Records from a data source:
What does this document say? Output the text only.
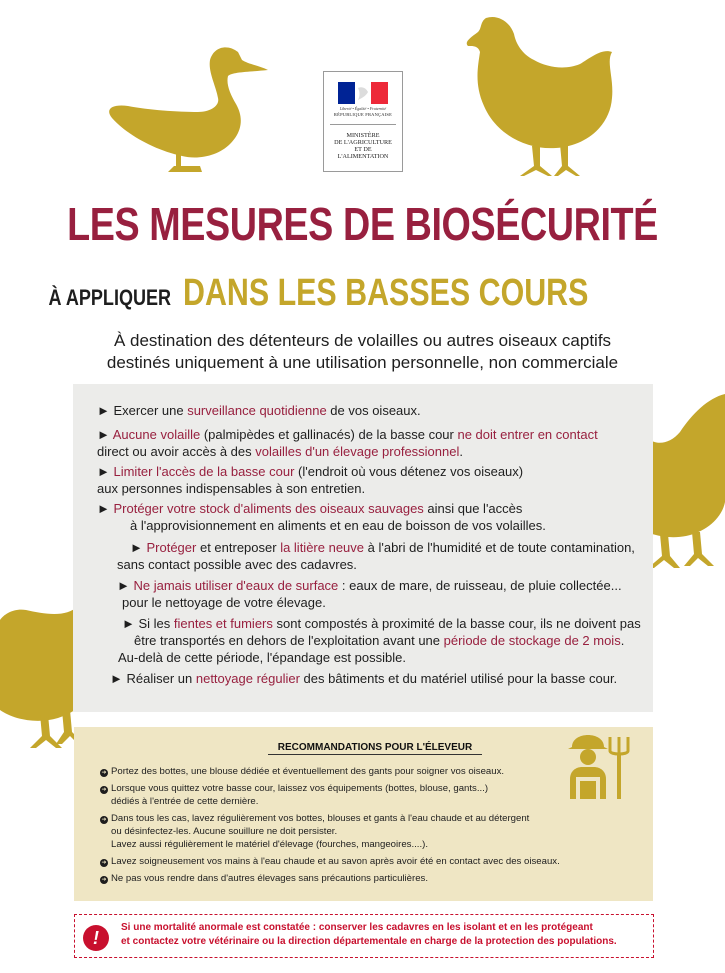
Liberté • Égalité • Fraternité
RÉPUBLIQUE FRANÇAISE
MINISTÈRE
DE L'AGRICULTURE
ET DE
L'ALIMENTATION
LES MESURES DE BIOSÉCURITÉ
À APPLIQUER DANS LES BASSES COURS
À destination des détenteurs de volailles ou autres oiseaux captifs
destinés uniquement à une utilisation personnelle, non commerciale
► Exercer une surveillance quotidienne de vos oiseaux.
► Aucune volaille (palmipèdes et gallinacés) de la basse cour ne doit entrer en contact
direct ou avoir accès à des volailles d'un élevage professionnel.
► Limiter l'accès de la basse cour (l'endroit où vous détenez vos oiseaux)
aux personnes indispensables à son entretien.
► Protéger votre stock d'aliments des oiseaux sauvages ainsi que l'accès
à l'approvisionnement en aliments et en eau de boisson de vos volailles.
► Protéger et entreposer la litière neuve à l'abri de l'humidité et de toute contamination,
sans contact possible avec des cadavres.
► Ne jamais utiliser d'eaux de surface : eaux de mare, de ruisseau, de pluie collectée...
pour le nettoyage de votre élevage.
► Si les fientes et fumiers sont compostés à proximité de la basse cour, ils ne doivent pas
être transportés en dehors de l'exploitation avant une période de stockage de 2 mois.
Au-delà de cette période, l'épandage est possible.
► Réaliser un nettoyage régulier des bâtiments et du matériel utilisé pour la basse cour.
RECOMMANDATIONS POUR L'ÉLEVEUR
➜ Portez des bottes, une blouse dédiée et éventuellement des gants pour soigner vos oiseaux.
➜ Lorsque vous quittez votre basse cour, laissez vos équipements (bottes, blouse, gants...)
dédiés à l'entrée de cette dernière.
➜ Dans tous les cas, lavez régulièrement vos bottes, blouses et gants à l'eau chaude et au détergent
ou désinfectez-les. Aucune souillure ne doit persister.
Lavez aussi régulièrement le matériel d'élevage (fourches, mangeoires....).
➜ Lavez soigneusement vos mains à l'eau chaude et au savon après avoir été en contact avec des oiseaux.
➜ Ne pas vous rendre dans d'autres élevages sans précautions particulières.
!
Si une mortalité anormale est constatée : conserver les cadavres en les isolant et en les protégeant
et contactez votre vétérinaire ou la direction départementale en charge de la protection des populations.
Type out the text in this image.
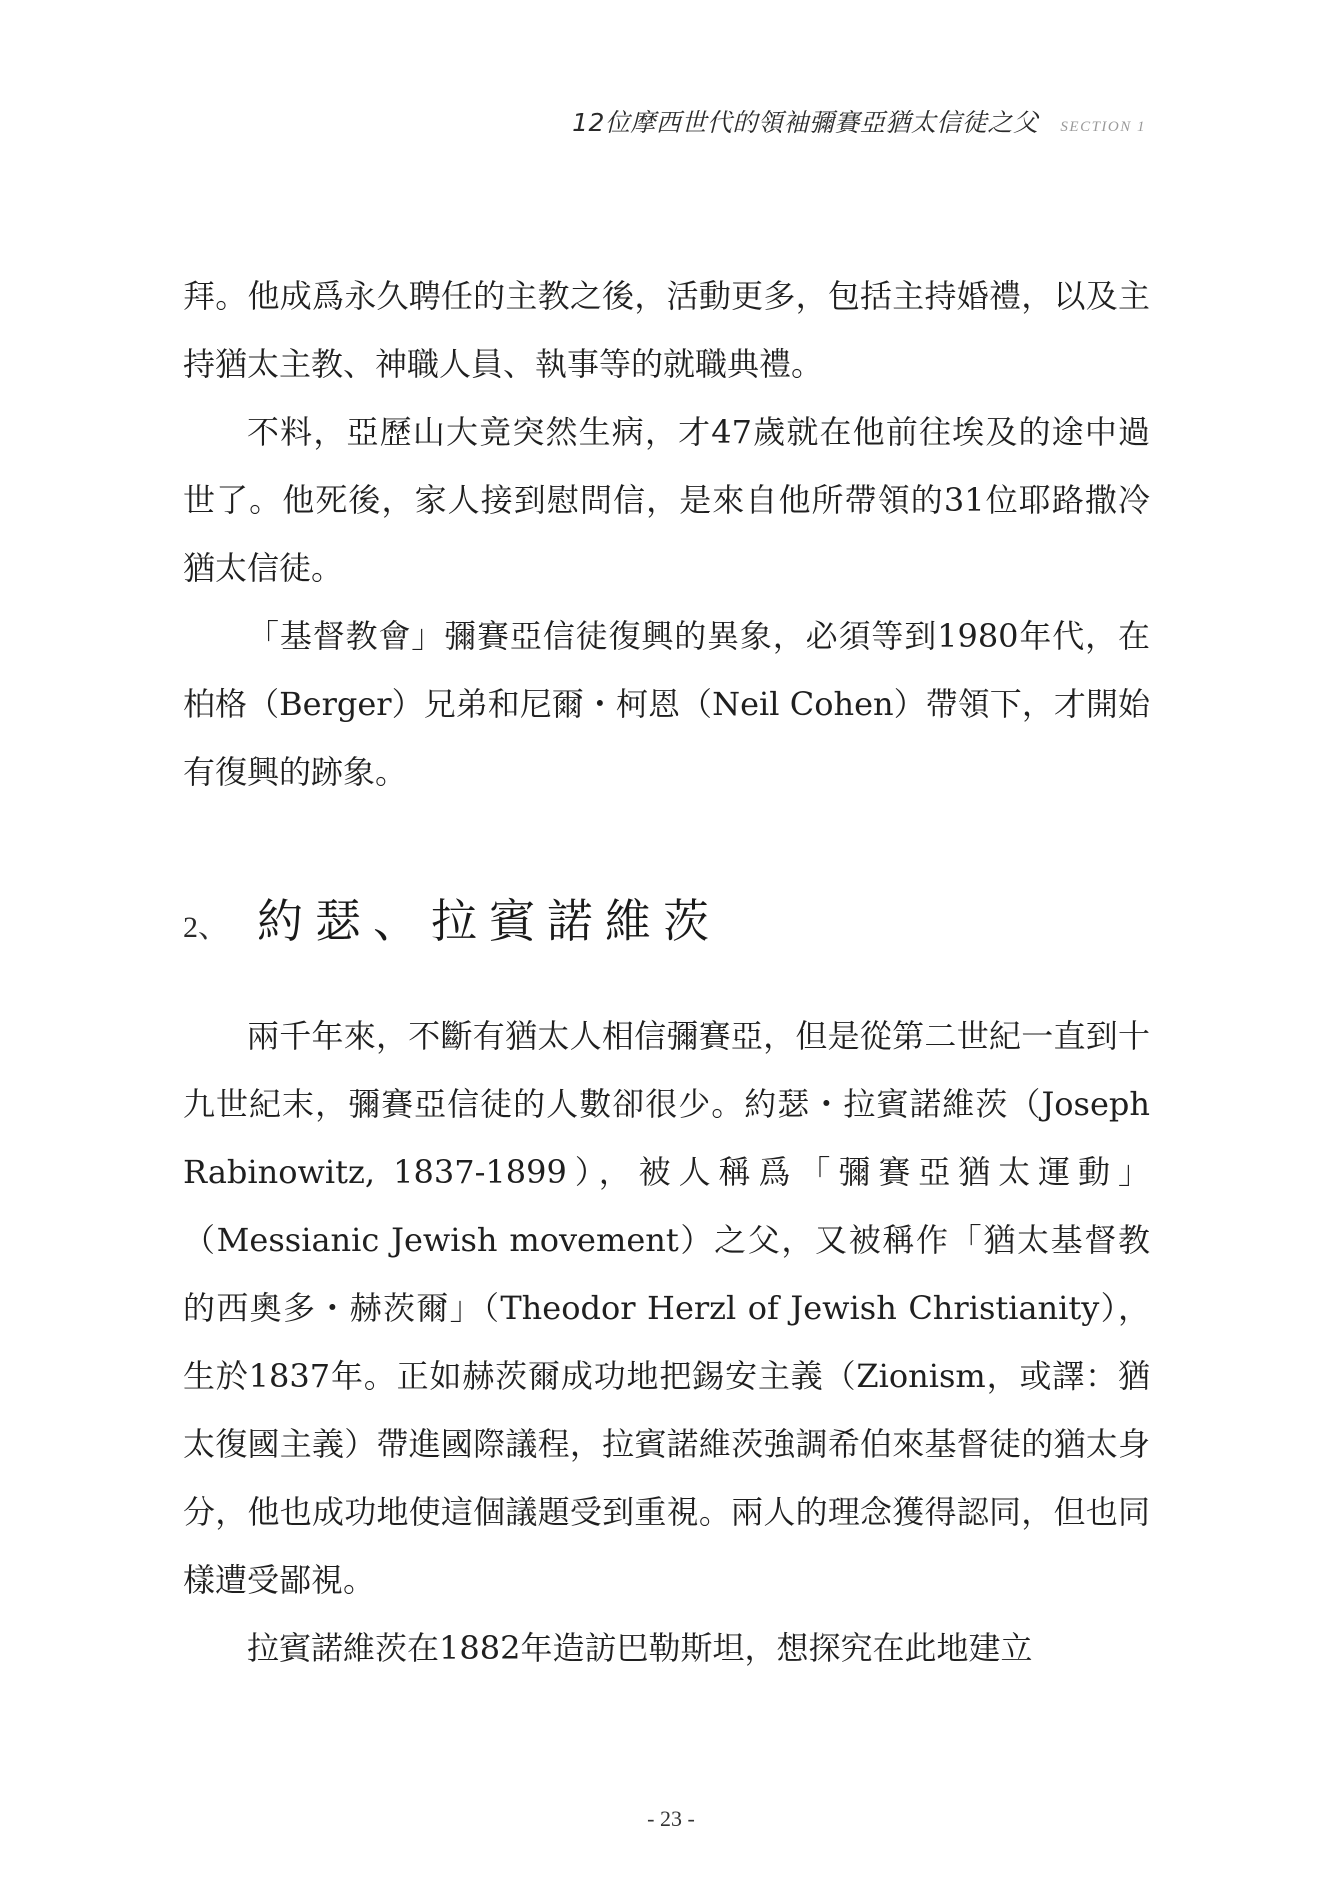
12位摩西世代的領袖彌賽亞猶太信徒之父 SECTION 1

拜。他成爲永久聘任的主教之後，活動更多，包括主持婚禮，以及主持猶太主教、神職人員、執事等的就職典禮。

不料，亞歷山大竟突然生病，才47歲就在他前往埃及的途中過世了。他死後，家人接到慰問信，是來自他所帶領的31位耶路撒冷猶太信徒。

「基督教會」彌賽亞信徒復興的異象，必須等到1980年代，在柏格（Berger）兄弟和尼爾・柯恩（Neil Cohen）帶領下，才開始有復興的跡象。

2、 約瑟、拉賓諾維茨

兩千年來，不斷有猶太人相信彌賽亞，但是從第二世紀一直到十九世紀末，彌賽亞信徒的人數卻很少。約瑟・拉賓諾維茨（Joseph Rabinowitz, 1837-1899），被人稱爲「彌賽亞猶太運動」（Messianic Jewish movement）之父，又被稱作「猶太基督教的西奧多・赫茨爾」（Theodor Herzl of Jewish Christianity），生於1837年。正如赫茨爾成功地把錫安主義（Zionism，或譯：猶太復國主義）帶進國際議程，拉賓諾維茨強調希伯來基督徒的猶太身分，他也成功地使這個議題受到重視。兩人的理念獲得認同，但也同樣遭受鄙視。

拉賓諾維茨在1882年造訪巴勒斯坦，想探究在此地建立

- 23 -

**Exercise:**
The records shown above are to be repeated exactly, with the pictures left out.

**Finished task:**
What does this document say? Output the text only.
Liberté • Égalité • Fraternité
RÉPUBLIQUE FRANÇAISE
MINISTÈRE
DE L'AGRICULTURE
ET DE
L'ALIMENTATION
LES MESURES DE BIOSÉCURITÉ
À APPLIQUER DANS LES BASSES COURS
À destination des détenteurs de volailles ou autres oiseaux captifs
destinés uniquement à une utilisation personnelle, non commerciale
► Exercer une surveillance quotidienne de vos oiseaux.
► Aucune volaille (palmipèdes et gallinacés) de la basse cour ne doit entrer en contact
direct ou avoir accès à des volailles d'un élevage professionnel.
► Limiter l'accès de la basse cour (l'endroit où vous détenez vos oiseaux)
aux personnes indispensables à son entretien.
► Protéger votre stock d'aliments des oiseaux sauvages ainsi que l'accès
à l'approvisionnement en aliments et en eau de boisson de vos volailles.
► Protéger et entreposer la litière neuve à l'abri de l'humidité et de toute contamination,
sans contact possible avec des cadavres.
► Ne jamais utiliser d'eaux de surface : eaux de mare, de ruisseau, de pluie collectée...
pour le nettoyage de votre élevage.
► Si les fientes et fumiers sont compostés à proximité de la basse cour, ils ne doivent pas
être transportés en dehors de l'exploitation avant une période de stockage de 2 mois.
Au-delà de cette période, l'épandage est possible.
► Réaliser un nettoyage régulier des bâtiments et du matériel utilisé pour la basse cour.
RECOMMANDATIONS POUR L'ÉLEVEUR
➜ Portez des bottes, une blouse dédiée et éventuellement des gants pour soigner vos oiseaux.
➜ Lorsque vous quittez votre basse cour, laissez vos équipements (bottes, blouse, gants...)
dédiés à l'entrée de cette dernière.
➜ Dans tous les cas, lavez régulièrement vos bottes, blouses et gants à l'eau chaude et au détergent
ou désinfectez-les. Aucune souillure ne doit persister.
Lavez aussi régulièrement le matériel d'élevage (fourches, mangeoires....).
➜ Lavez soigneusement vos mains à l'eau chaude et au savon après avoir été en contact avec des oiseaux.
➜ Ne pas vous rendre dans d'autres élevages sans précautions particulières.
!
Si une mortalité anormale est constatée : conserver les cadavres en les isolant et en les protégeant
et contactez votre vétérinaire ou la direction départementale en charge de la protection des populations.
Type out the text in this image.
12位摩西世代的領袖彌賽亞猶太信徒之父 SECTION 1

拜。他成爲永久聘任的主教之後，活動更多，包括主持婚禮，以及主持猶太主教、神職人員、執事等的就職典禮。

不料，亞歷山大竟突然生病，才47歲就在他前往埃及的途中過世了。他死後，家人接到慰問信，是來自他所帶領的31位耶路撒冷猶太信徒。

「基督教會」彌賽亞信徒復興的異象，必須等到1980年代，在柏格（Berger）兄弟和尼爾・柯恩（Neil Cohen）帶領下，才開始有復興的跡象。

2、 約瑟、拉賓諾維茨

兩千年來，不斷有猶太人相信彌賽亞，但是從第二世紀一直到十九世紀末，彌賽亞信徒的人數卻很少。約瑟・拉賓諾維茨（Joseph Rabinowitz, 1837-1899），被人稱爲「彌賽亞猶太運動」（Messianic Jewish movement）之父，又被稱作「猶太基督教的西奧多・赫茨爾」（Theodor Herzl of Jewish Christianity），生於1837年。正如赫茨爾成功地把錫安主義（Zionism，或譯：猶太復國主義）帶進國際議程，拉賓諾維茨強調希伯來基督徒的猶太身分，他也成功地使這個議題受到重視。兩人的理念獲得認同，但也同樣遭受鄙視。

拉賓諾維茨在1882年造訪巴勒斯坦，想探究在此地建立

- 23 -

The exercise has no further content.